- OBJECTIVE: List every line of the records that contains the string "latin", copying each one. Case counts.

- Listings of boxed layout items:
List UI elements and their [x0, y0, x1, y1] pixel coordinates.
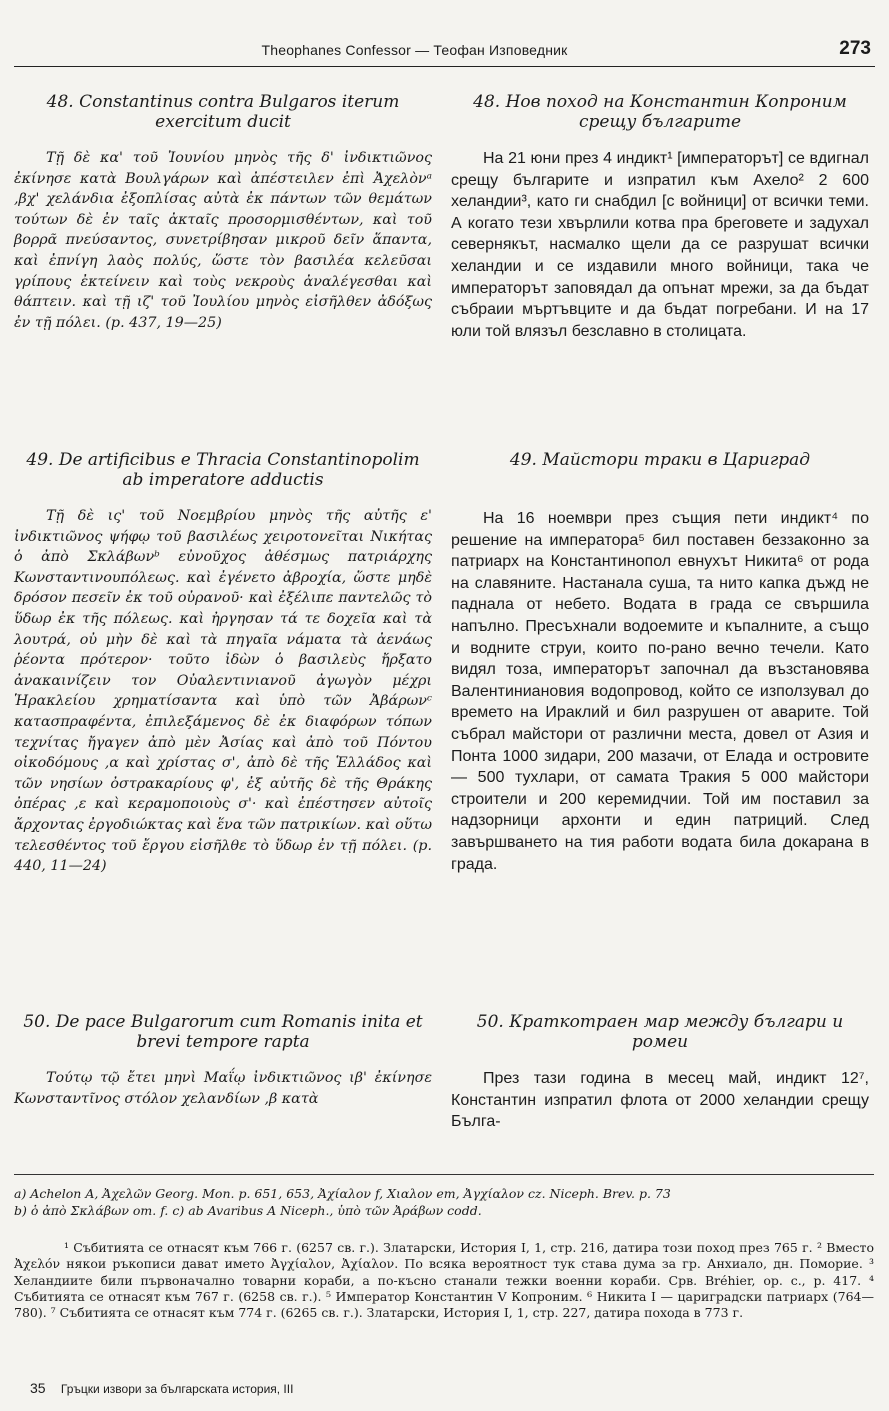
bulgarian-text: През тази година в месец май, индикт 12⁷, Константин изпратил флота от 2000 хеландии срещу Бълга-	[451, 1070, 869, 1131]
bulgarian-text: На 21 юни през 4 индикт¹ [императорът] се вдигнал срещу българите и изпратил към Ахело² 2 600 хеландии³, като ги снабдил [с войници] от всички теми. А когато тези хвърлили котва пра бреговете и задухал севернякът, насмалко щели да се разрушат всички хеландии и се издавили много войници, така че императорът заповядал да опънат мрежи, за да бъдат събраии мъртъвците и да бъдат погребани. И на 17 юли той влязъл безславно в столицата.	[451, 150, 869, 340]
running-title: Theophanes Confessor — Теофан Изповедник	[261, 42, 568, 58]
series-title: Гръцки извори за българската история, III	[60, 1382, 294, 1396]
section-50-left	[14, 1012, 432, 1109]
critical-apparatus	[14, 1174, 874, 1219]
apparatus-line: b) ὁ ἀπὸ Σκλάβων om. f. c) ab Avaribus A Niceph., ὑπὸ τῶν Ἀράβων codd.	[14, 1203, 482, 1218]
section-title-latin: 50. De pace Bulgarorum cum Romanis inita et brevi tempore rapta	[23, 1012, 423, 1052]
section-49-left	[14, 450, 432, 877]
greek-text: Τούτῳ τῷ ἔτει μηνὶ Μαΐῳ ἰνδικτιῶνος ιβ' ἐκίνησε Κωνσταντῖνος στόλον χελανδίων ,β κατὰ	[14, 1070, 432, 1107]
section-title-bulgarian: 48. Нов поход на Константин Копроним срещу българите	[473, 92, 847, 132]
greek-text: Τῇ δὲ κα' τοῦ Ἰουνίου μηνὸς τῆς δ' ἰνδικτιῶνος ἐκίνησε κατὰ Βουλγάρων καὶ ἀπέστειλεν ἐπὶ Ἀχελὸνᵃ ,βχ' χελάνδια ἐξοπλίσας αὐτὰ ἐκ πάντων τῶν θεμάτων τούτων δὲ ἐν ταῖς ἀκταῖς προσορμισθέντων, καὶ τοῦ βορρᾶ πνεύσαντος, συνετρίβησαν μικροῦ δεῖν ἅπαντα, καὶ ἐπνίγη λαὸς πολύς, ὥστε τὸν βασιλέα κελεῦσαι γρίπους ἐκτείνειν καὶ τοὺς νεκροὺς ἀναλέγεσθαι καὶ θάπτειν. καὶ τῇ ιζ' τοῦ Ἰουλίου μηνὸς εἰσῆλθεν ἀδόξως ἐν τῇ πόλει. (p. 437, 19—25)	[14, 150, 432, 331]
section-48-left	[14, 92, 432, 333]
section-48-right	[451, 92, 869, 342]
greek-text: Τῇ δὲ ις' τοῦ Νοεμβρίου μηνὸς τῆς αὐτῆς ε' ἰνδικτιῶνος ψήφῳ τοῦ βασιλέως χειροτονεῖται Νικήτας ὁ ἀπὸ Σκλάβωνᵇ εὐνοῦχος ἀθέσμως πατριάρχης Κωνσταντινουπόλεως. καὶ ἐγένετο ἀβροχία, ὥστε μηδὲ δρόσον πεσεῖν ἐκ τοῦ οὐρανοῦ· καὶ ἐξέλιπε παντελῶς τὸ ὕδωρ ἐκ τῆς πόλεως. καὶ ἠργησαν τά τε δοχεῖα καὶ τὰ λουτρά, οὐ μὴν δὲ καὶ τὰ πηγαῖα νάματα τὰ ἀενάως ῥέοντα πρότερον· τοῦτο ἰδὼν ὁ βασιλεὺς ἤρξατο ἀνακαινίζειν τον Οὐαλεντινιανοῦ ἀγωγὸν μέχρι Ἡρακλείου χρηματίσαντα καὶ ὑπὸ τῶν Ἀβάρωνᶜ κατασπραφέντα, ἐπιλεξάμενος δὲ ἐκ διαφόρων τόπων τεχνίτας ἤγαγεν ἀπὸ μὲν Ἀσίας καὶ ἀπὸ τοῦ Πόντου οἰκοδόμους ,α καὶ χρίστας σ', ἀπὸ δὲ τῆς Ἑλλάδος καὶ τῶν νησίων ὀστρακαρίους φ', ἐξ αὐτῆς δὲ τῆς Θράκης ὀπέρας ,ε καὶ κεραμοποιοὺς σ'· καὶ ἐπέστησεν αὐτοῖς ἄρχοντας ἐργοδιώκτας καὶ ἕνα τῶν πατρικίων. καὶ οὕτω τελεσθέντος τοῦ ἔργου εἰσῆλθε τὸ ὕδωρ ἐν τῇ πόλει. (p. 440, 11—24)	[14, 508, 432, 875]
running-header	[14, 34, 875, 67]
section-title-latin: 48. Constantinus contra Bulgaros iterum exercitum ducit	[46, 92, 400, 132]
apparatus-line: a) Achelon A, Ἀχελῶν Georg. Mon. p. 651, 653, Ἀχίαλον f, Χιαλον em, Ἀγχίαλον cz. Niceph. Brev. p. 73	[14, 1186, 671, 1201]
section-50-right	[451, 1012, 869, 1133]
section-title-bulgarian: 49. Майстори траки в Цариград	[509, 450, 811, 470]
bulgarian-text: На 16 ноември през същия пети индикт⁴ по решение на императора⁵ бил поставен беззаконно за патриарх на Константинопол евнухът Никита⁶ от рода на славяните. Настанала суша, та нито капка дъжд не паднала от небето. Водата в града се свършила напълно. Пресъхнали водоемите и къпалните, а също и водните струи, които по-рано вечно течели. Като видял тоза, императорът започнал да възстановява Валентиниановия водопровод, който се използувал до времето на Ираклий и бил разрушен от аварите. Той събрал майстори от различни места, довел от Азия и Понта 1000 зидари, 200 мазачи, от Елада и островите — 500 тухлари, от самата Тракия 5 000 майстори строители и 200 керемидчии. Той им поставил за надзорници архонти и един патриций. След завършването на тия работи водата била докарана в града.	[451, 510, 869, 873]
section-49-right	[451, 450, 869, 875]
footnotes: ¹ Събитията се отнасят към 766 г. (6257 св. г.). Златарски, История I, 1, стр. 216, датира този поход през 765 г. ² Вместо Ἀχελόν някои ръкописи дават името Ἀγχίαλον, Ἀχίαλον. По всяка вероятност тук става дума за гр. Анхиало, дн. Поморие. ³ Хеландиите били първоначално товарни кораби, а по-късно станали тежки военни кораби. Срв. Bréhier, op. c., p. 417. ⁴ Събитията се отнасят към 767 г. (6258 св. г.). ⁵ Император Константин V Копроним. ⁶ Никита I — цариградски патриарх (764—780). ⁷ Събитията се отнасят към 774 г. (6265 св. г.). Златарски, История I, 1, стр. 227, датира похода в 773 г.	[14, 1240, 874, 1321]
section-title-latin: 49. De artificibus e Thracia Constantinopolim ab imperatore adductis	[26, 450, 420, 490]
section-title-bulgarian: 50. Краткотраен мар между българи и ромеи	[476, 1012, 844, 1052]
page-number: 273	[839, 38, 871, 59]
page-footer	[30, 1380, 293, 1396]
signature-mark: 35	[30, 1380, 46, 1396]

- TASK RESPONSE:
section-title-latin: 50. De pace Bulgarorum cum Romanis inita et brevi tempore rapta	[23, 1012, 423, 1052]
section-title-latin: 48. Constantinus contra Bulgaros iterum exercitum ducit	[46, 92, 400, 132]
section-title-latin: 49. De artificibus e Thracia Constantinopolim ab imperatore adductis	[26, 450, 420, 490]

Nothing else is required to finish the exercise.